:: WHAT NEEDS TO BE DONE ::
Locate the lines where "screenshot" occurs and copy them as they stand.
───── INPUT DATA ─────
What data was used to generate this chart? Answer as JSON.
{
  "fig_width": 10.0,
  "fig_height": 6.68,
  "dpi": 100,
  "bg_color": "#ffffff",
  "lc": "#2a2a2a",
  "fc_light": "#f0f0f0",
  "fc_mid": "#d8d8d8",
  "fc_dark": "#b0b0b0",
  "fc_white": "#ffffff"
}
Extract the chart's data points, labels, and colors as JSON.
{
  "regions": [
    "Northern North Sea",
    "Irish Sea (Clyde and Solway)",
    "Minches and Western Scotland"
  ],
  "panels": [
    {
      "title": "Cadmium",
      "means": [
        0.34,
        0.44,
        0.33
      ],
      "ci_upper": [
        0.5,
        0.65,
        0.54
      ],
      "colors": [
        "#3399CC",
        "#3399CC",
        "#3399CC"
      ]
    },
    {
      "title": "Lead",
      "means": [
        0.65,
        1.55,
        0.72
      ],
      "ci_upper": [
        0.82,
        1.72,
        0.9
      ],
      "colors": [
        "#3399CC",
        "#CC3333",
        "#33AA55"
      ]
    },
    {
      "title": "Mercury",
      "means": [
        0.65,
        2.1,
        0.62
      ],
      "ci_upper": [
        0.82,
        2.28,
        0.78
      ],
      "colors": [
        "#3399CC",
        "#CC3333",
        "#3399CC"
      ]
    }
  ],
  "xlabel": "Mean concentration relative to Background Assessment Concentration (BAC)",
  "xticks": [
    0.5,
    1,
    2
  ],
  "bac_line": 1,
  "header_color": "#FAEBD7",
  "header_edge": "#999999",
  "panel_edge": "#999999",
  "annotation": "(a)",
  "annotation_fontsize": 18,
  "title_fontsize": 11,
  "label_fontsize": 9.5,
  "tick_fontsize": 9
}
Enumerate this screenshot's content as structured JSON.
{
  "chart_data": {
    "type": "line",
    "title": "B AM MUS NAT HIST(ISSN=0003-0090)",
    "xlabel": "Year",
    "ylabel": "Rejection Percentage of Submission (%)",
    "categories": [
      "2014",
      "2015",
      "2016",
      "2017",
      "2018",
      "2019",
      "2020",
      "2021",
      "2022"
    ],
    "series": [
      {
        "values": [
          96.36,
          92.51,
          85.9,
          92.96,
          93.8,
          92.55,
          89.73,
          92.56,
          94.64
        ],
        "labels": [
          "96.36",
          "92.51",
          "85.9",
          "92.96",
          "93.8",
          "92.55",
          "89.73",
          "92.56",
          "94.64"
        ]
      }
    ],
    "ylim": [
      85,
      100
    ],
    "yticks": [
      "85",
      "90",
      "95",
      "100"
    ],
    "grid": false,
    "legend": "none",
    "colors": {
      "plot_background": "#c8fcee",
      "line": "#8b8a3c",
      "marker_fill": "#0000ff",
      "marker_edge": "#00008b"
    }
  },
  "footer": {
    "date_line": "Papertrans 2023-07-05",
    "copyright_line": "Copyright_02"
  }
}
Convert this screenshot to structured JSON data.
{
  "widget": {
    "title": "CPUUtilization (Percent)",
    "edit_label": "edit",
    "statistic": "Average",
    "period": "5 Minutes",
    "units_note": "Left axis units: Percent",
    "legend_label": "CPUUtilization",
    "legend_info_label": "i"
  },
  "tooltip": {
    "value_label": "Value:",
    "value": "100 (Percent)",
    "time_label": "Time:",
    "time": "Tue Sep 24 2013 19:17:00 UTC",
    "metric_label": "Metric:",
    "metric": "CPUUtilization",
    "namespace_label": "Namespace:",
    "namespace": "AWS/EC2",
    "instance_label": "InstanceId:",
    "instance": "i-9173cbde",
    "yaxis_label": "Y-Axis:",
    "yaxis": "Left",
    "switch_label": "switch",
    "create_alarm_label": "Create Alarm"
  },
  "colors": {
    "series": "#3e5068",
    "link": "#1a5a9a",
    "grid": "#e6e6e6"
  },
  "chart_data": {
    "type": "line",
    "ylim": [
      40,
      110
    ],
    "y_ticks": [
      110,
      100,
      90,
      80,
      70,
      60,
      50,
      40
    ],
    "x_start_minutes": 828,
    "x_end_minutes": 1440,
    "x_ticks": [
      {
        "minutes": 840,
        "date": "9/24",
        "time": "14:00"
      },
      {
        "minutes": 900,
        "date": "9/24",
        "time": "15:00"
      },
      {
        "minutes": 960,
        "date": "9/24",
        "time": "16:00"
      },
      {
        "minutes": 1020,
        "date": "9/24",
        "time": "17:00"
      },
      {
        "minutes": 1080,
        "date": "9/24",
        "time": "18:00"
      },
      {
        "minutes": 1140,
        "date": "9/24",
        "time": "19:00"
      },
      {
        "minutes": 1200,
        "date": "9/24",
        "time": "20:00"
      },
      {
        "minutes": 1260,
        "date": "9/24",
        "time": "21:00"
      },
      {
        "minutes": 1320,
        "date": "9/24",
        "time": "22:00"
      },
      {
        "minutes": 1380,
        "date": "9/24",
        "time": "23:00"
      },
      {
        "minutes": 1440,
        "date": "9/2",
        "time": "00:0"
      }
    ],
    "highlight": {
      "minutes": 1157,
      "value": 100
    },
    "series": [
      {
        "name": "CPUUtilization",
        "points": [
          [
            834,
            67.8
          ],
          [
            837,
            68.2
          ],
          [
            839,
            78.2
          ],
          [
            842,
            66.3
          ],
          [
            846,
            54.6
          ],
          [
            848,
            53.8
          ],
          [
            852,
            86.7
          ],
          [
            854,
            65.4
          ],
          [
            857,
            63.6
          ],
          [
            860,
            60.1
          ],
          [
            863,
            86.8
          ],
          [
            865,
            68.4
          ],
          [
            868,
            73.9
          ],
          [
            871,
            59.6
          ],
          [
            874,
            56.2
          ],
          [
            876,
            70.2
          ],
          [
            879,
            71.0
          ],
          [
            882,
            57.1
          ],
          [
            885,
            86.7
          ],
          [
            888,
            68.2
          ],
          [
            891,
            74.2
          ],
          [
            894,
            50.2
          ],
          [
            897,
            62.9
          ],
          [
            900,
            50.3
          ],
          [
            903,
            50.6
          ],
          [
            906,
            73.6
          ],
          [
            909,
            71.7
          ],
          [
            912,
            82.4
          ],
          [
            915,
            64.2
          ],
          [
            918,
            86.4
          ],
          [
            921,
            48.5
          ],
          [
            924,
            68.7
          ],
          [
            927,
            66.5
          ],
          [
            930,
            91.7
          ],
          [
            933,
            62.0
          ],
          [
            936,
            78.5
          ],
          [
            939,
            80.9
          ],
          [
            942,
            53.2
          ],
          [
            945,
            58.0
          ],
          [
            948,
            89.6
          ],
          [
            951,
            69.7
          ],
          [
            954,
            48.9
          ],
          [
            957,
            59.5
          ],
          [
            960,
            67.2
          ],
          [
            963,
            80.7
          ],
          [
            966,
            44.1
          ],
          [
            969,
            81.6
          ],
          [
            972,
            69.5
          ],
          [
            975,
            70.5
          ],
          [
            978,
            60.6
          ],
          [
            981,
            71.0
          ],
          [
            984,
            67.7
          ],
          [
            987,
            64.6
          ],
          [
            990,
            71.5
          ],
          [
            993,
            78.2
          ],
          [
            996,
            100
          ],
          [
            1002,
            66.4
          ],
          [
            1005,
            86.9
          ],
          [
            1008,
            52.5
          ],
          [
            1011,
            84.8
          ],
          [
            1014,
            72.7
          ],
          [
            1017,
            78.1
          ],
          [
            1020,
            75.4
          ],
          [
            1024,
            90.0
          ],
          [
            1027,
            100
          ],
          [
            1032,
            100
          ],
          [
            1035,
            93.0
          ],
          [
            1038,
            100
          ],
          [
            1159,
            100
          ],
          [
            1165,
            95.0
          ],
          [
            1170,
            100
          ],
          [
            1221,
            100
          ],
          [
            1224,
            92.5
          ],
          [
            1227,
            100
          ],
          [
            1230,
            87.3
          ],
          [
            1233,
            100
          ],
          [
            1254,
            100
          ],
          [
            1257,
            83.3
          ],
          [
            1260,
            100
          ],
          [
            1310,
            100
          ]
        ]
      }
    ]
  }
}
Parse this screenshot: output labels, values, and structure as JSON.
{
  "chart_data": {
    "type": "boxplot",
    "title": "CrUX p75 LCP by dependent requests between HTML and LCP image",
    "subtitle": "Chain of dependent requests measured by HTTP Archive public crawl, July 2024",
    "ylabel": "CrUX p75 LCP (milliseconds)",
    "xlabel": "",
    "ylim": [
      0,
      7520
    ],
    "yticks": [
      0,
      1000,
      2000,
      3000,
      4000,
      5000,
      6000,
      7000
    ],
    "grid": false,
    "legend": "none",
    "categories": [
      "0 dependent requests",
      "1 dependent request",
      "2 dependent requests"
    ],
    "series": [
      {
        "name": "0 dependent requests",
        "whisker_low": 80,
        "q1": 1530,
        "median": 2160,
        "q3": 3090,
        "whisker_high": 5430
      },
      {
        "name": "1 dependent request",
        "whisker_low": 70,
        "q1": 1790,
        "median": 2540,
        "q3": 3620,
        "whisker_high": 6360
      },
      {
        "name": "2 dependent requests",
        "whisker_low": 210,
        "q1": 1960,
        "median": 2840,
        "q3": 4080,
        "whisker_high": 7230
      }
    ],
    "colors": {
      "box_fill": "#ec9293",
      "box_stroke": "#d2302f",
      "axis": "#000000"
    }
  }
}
─────
:: REPLY TO THE EXERCISE ::
Enumerate this screenshot's content as structured JSON.
Convert this screenshot to structured JSON data.
Parse this screenshot: output labels, values, and structure as JSON.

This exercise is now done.